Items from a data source
####
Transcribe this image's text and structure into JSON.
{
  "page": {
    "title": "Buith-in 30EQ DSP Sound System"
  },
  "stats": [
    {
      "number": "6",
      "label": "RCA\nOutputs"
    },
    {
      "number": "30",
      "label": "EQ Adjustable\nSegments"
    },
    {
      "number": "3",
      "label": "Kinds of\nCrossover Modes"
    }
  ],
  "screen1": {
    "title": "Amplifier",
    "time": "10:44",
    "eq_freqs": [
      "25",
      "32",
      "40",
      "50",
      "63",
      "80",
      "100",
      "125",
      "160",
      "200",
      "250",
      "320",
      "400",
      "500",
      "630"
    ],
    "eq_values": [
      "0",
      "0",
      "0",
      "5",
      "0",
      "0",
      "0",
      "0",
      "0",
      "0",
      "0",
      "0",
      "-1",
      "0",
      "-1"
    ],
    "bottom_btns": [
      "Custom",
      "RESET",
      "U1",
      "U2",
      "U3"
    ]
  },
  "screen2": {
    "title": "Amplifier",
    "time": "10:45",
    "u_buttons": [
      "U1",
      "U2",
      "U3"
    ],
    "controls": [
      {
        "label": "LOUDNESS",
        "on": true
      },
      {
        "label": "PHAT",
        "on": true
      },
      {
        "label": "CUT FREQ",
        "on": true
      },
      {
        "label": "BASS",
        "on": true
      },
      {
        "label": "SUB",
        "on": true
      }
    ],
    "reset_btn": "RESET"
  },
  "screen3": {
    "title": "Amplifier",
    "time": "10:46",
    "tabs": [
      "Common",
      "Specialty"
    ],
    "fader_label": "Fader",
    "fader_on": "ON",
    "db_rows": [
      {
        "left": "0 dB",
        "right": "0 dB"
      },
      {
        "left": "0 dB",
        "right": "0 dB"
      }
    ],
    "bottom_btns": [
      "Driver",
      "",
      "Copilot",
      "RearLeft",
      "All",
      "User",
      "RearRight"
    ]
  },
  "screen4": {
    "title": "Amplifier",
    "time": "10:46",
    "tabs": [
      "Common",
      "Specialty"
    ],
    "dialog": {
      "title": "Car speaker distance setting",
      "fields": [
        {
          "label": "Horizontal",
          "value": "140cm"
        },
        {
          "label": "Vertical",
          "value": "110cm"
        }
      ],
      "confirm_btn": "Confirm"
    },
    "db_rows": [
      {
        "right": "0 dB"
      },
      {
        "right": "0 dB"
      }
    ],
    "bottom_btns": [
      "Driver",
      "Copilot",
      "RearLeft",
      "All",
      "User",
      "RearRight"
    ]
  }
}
####
Quote each line above in full, word for word.

COMPLETED TASK:
Transcribe this image's text and structure into JSON.
{
  "page": {
    "title": "Buith-in 30EQ DSP Sound System"
  },
  "stats": [
    {
      "number": "6",
      "label": "RCA\nOutputs"
    },
    {
      "number": "30",
      "label": "EQ Adjustable\nSegments"
    },
    {
      "number": "3",
      "label": "Kinds of\nCrossover Modes"
    }
  ],
  "screen1": {
    "title": "Amplifier",
    "time": "10:44",
    "eq_freqs": [
      "25",
      "32",
      "40",
      "50",
      "63",
      "80",
      "100",
      "125",
      "160",
      "200",
      "250",
      "320",
      "400",
      "500",
      "630"
    ],
    "eq_values": [
      "0",
      "0",
      "0",
      "5",
      "0",
      "0",
      "0",
      "0",
      "0",
      "0",
      "0",
      "0",
      "-1",
      "0",
      "-1"
    ],
    "bottom_btns": [
      "Custom",
      "RESET",
      "U1",
      "U2",
      "U3"
    ]
  },
  "screen2": {
    "title": "Amplifier",
    "time": "10:45",
    "u_buttons": [
      "U1",
      "U2",
      "U3"
    ],
    "controls": [
      {
        "label": "LOUDNESS",
        "on": true
      },
      {
        "label": "PHAT",
        "on": true
      },
      {
        "label": "CUT FREQ",
        "on": true
      },
      {
        "label": "BASS",
        "on": true
      },
      {
        "label": "SUB",
        "on": true
      }
    ],
    "reset_btn": "RESET"
  },
  "screen3": {
    "title": "Amplifier",
    "time": "10:46",
    "tabs": [
      "Common",
      "Specialty"
    ],
    "fader_label": "Fader",
    "fader_on": "ON",
    "db_rows": [
      {
        "left": "0 dB",
        "right": "0 dB"
      },
      {
        "left": "0 dB",
        "right": "0 dB"
      }
    ],
    "bottom_btns": [
      "Driver",
      "",
      "Copilot",
      "RearLeft",
      "All",
      "User",
      "RearRight"
    ]
  },
  "screen4": {
    "title": "Amplifier",
    "time": "10:46",
    "tabs": [
      "Common",
      "Specialty"
    ],
    "dialog": {
      "title": "Car speaker distance setting",
      "fields": [
        {
          "label": "Horizontal",
          "value": "140cm"
        },
        {
          "label": "Vertical",
          "value": "110cm"
        }
      ],
      "confirm_btn": "Confirm"
    },
    "db_rows": [
      {
        "right": "0 dB"
      },
      {
        "right": "0 dB"
      }
    ],
    "bottom_btns": [
      "Driver",
      "Copilot",
      "RearLeft",
      "All",
      "User",
      "RearRight"
    ]
  }
}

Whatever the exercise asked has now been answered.